DO THIS
How many lines in the records below contain the word "апреля"? Give only the number.

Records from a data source
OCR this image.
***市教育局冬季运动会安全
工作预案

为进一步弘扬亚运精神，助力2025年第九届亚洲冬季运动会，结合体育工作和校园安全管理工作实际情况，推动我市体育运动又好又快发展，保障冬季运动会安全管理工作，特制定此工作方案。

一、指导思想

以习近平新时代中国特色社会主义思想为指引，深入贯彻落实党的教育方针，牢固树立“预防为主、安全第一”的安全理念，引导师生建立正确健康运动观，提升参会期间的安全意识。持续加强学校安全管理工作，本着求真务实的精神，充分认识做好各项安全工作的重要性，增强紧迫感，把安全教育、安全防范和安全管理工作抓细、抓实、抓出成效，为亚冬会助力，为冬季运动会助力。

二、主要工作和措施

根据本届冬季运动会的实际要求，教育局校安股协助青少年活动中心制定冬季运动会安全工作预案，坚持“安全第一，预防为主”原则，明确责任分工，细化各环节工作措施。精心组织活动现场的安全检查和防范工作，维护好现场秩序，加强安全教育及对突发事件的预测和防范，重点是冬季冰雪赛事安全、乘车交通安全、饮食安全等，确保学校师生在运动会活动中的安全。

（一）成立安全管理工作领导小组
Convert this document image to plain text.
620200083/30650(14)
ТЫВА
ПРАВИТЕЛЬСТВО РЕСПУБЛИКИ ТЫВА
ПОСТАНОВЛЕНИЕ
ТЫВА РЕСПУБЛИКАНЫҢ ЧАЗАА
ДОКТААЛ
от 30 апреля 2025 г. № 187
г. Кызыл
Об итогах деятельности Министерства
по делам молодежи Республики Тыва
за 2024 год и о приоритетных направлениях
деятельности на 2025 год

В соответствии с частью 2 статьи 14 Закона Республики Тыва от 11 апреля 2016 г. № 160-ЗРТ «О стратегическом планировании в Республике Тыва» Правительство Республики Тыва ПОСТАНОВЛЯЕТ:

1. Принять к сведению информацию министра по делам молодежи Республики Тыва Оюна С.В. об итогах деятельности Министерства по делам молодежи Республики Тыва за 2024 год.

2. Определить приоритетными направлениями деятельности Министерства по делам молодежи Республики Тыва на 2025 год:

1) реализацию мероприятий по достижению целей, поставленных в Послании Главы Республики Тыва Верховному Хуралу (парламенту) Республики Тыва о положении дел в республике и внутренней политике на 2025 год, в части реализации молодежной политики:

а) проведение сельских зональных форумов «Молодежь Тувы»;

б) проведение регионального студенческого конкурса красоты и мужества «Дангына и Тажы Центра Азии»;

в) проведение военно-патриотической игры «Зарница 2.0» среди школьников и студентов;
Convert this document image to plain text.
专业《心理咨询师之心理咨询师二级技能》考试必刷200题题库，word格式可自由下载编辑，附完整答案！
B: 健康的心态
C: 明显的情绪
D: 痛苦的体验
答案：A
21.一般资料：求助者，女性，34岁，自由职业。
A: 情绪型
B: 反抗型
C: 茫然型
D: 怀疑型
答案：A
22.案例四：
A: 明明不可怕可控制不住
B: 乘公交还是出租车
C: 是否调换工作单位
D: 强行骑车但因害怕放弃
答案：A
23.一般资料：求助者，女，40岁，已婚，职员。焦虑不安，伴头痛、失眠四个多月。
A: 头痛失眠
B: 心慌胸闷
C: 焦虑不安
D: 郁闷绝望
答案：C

RESULT
2